--- START ---
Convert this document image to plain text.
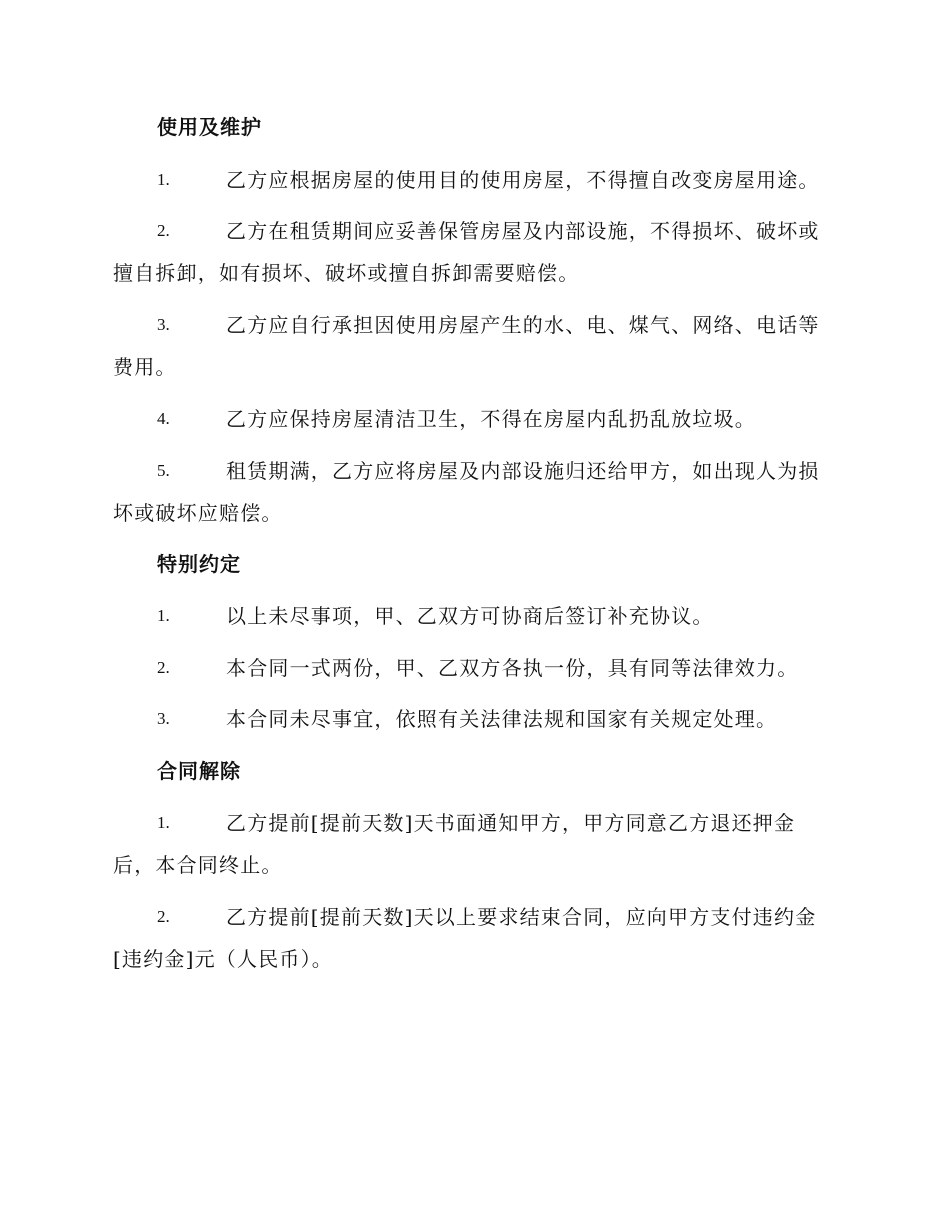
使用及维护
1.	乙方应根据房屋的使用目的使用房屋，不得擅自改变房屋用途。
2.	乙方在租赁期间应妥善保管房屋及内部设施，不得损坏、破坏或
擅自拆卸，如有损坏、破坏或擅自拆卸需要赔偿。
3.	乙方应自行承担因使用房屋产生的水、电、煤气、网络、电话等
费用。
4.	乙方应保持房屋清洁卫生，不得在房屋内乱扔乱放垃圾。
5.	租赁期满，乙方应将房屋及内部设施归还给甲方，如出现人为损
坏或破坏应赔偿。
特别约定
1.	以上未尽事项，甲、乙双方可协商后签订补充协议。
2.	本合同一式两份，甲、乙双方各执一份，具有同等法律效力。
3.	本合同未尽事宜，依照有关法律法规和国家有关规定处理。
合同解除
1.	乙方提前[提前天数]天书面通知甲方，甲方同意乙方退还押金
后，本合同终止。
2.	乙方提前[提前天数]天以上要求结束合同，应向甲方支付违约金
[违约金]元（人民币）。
--- END ---
* **Set problem**
Report how many lines contain "乙方提前". Give nothing but the number.

* **Task answer**
2